Goal of the exercise: Go through the material and tally the lines containing the string "value". Give the total alone.

Records to use:
'''

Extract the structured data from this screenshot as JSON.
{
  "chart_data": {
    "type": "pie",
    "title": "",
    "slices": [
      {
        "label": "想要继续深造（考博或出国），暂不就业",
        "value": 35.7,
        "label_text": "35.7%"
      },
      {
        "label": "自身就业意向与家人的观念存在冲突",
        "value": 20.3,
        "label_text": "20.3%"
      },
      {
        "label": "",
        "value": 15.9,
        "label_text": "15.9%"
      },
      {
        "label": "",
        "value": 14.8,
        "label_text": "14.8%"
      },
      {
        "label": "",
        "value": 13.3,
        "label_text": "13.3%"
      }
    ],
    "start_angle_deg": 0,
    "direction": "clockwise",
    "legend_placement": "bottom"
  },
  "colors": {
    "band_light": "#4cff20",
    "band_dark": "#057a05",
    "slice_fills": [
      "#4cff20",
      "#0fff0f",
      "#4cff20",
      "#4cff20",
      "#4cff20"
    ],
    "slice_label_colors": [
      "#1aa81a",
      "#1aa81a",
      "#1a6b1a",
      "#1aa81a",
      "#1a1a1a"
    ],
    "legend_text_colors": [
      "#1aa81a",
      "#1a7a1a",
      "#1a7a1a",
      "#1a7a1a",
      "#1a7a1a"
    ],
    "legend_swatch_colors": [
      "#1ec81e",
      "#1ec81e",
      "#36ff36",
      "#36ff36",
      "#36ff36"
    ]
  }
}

'''

Exercise result: 5